═════ Dataset records ═════
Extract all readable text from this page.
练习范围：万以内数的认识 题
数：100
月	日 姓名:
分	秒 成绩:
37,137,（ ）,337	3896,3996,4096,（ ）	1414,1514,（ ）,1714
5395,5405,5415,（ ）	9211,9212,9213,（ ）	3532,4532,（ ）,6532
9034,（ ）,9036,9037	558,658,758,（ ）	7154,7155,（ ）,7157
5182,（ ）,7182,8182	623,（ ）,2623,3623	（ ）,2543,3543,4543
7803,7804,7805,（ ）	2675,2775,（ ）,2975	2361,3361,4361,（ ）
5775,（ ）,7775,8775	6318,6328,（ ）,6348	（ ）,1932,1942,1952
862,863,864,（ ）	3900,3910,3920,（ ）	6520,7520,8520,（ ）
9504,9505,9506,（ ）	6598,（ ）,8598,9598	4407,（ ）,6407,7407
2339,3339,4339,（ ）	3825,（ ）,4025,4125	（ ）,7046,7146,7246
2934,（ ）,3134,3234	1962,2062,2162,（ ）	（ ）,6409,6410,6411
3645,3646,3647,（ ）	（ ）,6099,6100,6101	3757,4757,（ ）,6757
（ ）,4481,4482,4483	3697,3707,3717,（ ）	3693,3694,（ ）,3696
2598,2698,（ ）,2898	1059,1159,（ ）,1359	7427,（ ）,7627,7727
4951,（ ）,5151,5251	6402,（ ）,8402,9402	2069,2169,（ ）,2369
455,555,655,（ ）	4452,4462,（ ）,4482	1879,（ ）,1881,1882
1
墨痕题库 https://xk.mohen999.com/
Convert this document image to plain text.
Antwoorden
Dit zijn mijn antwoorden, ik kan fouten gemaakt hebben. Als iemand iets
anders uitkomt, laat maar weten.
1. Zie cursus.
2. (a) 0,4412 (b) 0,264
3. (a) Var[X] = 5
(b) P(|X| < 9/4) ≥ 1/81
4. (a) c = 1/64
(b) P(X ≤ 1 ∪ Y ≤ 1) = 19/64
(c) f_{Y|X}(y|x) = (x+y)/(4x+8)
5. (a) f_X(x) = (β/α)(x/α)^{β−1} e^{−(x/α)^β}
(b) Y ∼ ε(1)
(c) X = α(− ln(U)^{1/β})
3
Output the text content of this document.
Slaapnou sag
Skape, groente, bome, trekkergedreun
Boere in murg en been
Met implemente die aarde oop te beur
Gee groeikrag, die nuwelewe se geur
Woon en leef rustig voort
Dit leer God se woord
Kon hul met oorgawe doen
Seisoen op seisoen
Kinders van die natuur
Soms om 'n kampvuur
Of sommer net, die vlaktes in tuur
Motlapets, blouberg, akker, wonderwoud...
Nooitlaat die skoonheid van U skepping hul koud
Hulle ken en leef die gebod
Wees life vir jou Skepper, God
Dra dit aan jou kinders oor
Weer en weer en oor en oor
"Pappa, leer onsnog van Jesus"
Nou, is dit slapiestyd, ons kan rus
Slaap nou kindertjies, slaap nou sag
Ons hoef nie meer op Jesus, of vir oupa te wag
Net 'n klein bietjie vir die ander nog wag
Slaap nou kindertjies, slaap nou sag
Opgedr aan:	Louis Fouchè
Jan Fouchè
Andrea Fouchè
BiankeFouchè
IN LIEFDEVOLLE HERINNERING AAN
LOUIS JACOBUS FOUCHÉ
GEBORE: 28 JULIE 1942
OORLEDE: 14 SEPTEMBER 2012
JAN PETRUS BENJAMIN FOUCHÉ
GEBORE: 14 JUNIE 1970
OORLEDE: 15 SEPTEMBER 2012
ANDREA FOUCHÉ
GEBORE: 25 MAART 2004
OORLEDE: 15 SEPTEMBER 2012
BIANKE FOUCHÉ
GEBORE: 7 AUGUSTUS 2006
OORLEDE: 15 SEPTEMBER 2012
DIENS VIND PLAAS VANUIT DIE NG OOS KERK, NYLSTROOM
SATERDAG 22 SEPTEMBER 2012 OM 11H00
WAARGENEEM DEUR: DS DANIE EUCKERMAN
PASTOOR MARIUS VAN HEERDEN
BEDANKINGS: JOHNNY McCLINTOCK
═════
Copy every record exactly, with nothing added or dropped.

Extract all readable text from this page.
练习范围：万以内数的认识 题
数：100
月	日 姓名:
分	秒 成绩:
37,137,（ ）,337	3896,3996,4096,（ ）	1414,1514,（ ）,1714
5395,5405,5415,（ ）	9211,9212,9213,（ ）	3532,4532,（ ）,6532
9034,（ ）,9036,9037	558,658,758,（ ）	7154,7155,（ ）,7157
5182,（ ）,7182,8182	623,（ ）,2623,3623	（ ）,2543,3543,4543
7803,7804,7805,（ ）	2675,2775,（ ）,2975	2361,3361,4361,（ ）
5775,（ ）,7775,8775	6318,6328,（ ）,6348	（ ）,1932,1942,1952
862,863,864,（ ）	3900,3910,3920,（ ）	6520,7520,8520,（ ）
9504,9505,9506,（ ）	6598,（ ）,8598,9598	4407,（ ）,6407,7407
2339,3339,4339,（ ）	3825,（ ）,4025,4125	（ ）,7046,7146,7246
2934,（ ）,3134,3234	1962,2062,2162,（ ）	（ ）,6409,6410,6411
3645,3646,3647,（ ）	（ ）,6099,6100,6101	3757,4757,（ ）,6757
（ ）,4481,4482,4483	3697,3707,3717,（ ）	3693,3694,（ ）,3696
2598,2698,（ ）,2898	1059,1159,（ ）,1359	7427,（ ）,7627,7727
4951,（ ）,5151,5251	6402,（ ）,8402,9402	2069,2169,（ ）,2369
455,555,655,（ ）	4452,4462,（ ）,4482	1879,（ ）,1881,1882
1
墨痕题库 https://xk.mohen999.com/
Convert this document image to plain text.
Antwoorden
Dit zijn mijn antwoorden, ik kan fouten gemaakt hebben. Als iemand iets
anders uitkomt, laat maar weten.
1. Zie cursus.
2. (a) 0,4412 (b) 0,264
3. (a) Var[X] = 5
(b) P(|X| < 9/4) ≥ 1/81
4. (a) c = 1/64
(b) P(X ≤ 1 ∪ Y ≤ 1) = 19/64
(c) f_{Y|X}(y|x) = (x+y)/(4x+8)
5. (a) f_X(x) = (β/α)(x/α)^{β−1} e^{−(x/α)^β}
(b) Y ∼ ε(1)
(c) X = α(− ln(U)^{1/β})
3
Output the text content of this document.
Slaapnou sag
Skape, groente, bome, trekkergedreun
Boere in murg en been
Met implemente die aarde oop te beur
Gee groeikrag, die nuwelewe se geur
Woon en leef rustig voort
Dit leer God se woord
Kon hul met oorgawe doen
Seisoen op seisoen
Kinders van die natuur
Soms om 'n kampvuur
Of sommer net, die vlaktes in tuur
Motlapets, blouberg, akker, wonderwoud...
Nooitlaat die skoonheid van U skepping hul koud
Hulle ken en leef die gebod
Wees life vir jou Skepper, God
Dra dit aan jou kinders oor
Weer en weer en oor en oor
"Pappa, leer onsnog van Jesus"
Nou, is dit slapiestyd, ons kan rus
Slaap nou kindertjies, slaap nou sag
Ons hoef nie meer op Jesus, of vir oupa te wag
Net 'n klein bietjie vir die ander nog wag
Slaap nou kindertjies, slaap nou sag
Opgedr aan:	Louis Fouchè
Jan Fouchè
Andrea Fouchè
BiankeFouchè
IN LIEFDEVOLLE HERINNERING AAN
LOUIS JACOBUS FOUCHÉ
GEBORE: 28 JULIE 1942
OORLEDE: 14 SEPTEMBER 2012
JAN PETRUS BENJAMIN FOUCHÉ
GEBORE: 14 JUNIE 1970
OORLEDE: 15 SEPTEMBER 2012
ANDREA FOUCHÉ
GEBORE: 25 MAART 2004
OORLEDE: 15 SEPTEMBER 2012
BIANKE FOUCHÉ
GEBORE: 7 AUGUSTUS 2006
OORLEDE: 15 SEPTEMBER 2012
DIENS VIND PLAAS VANUIT DIE NG OOS KERK, NYLSTROOM
SATERDAG 22 SEPTEMBER 2012 OM 11H00
WAARGENEEM DEUR: DS DANIE EUCKERMAN
PASTOOR MARIUS VAN HEERDEN
BEDANKINGS: JOHNNY McCLINTOCK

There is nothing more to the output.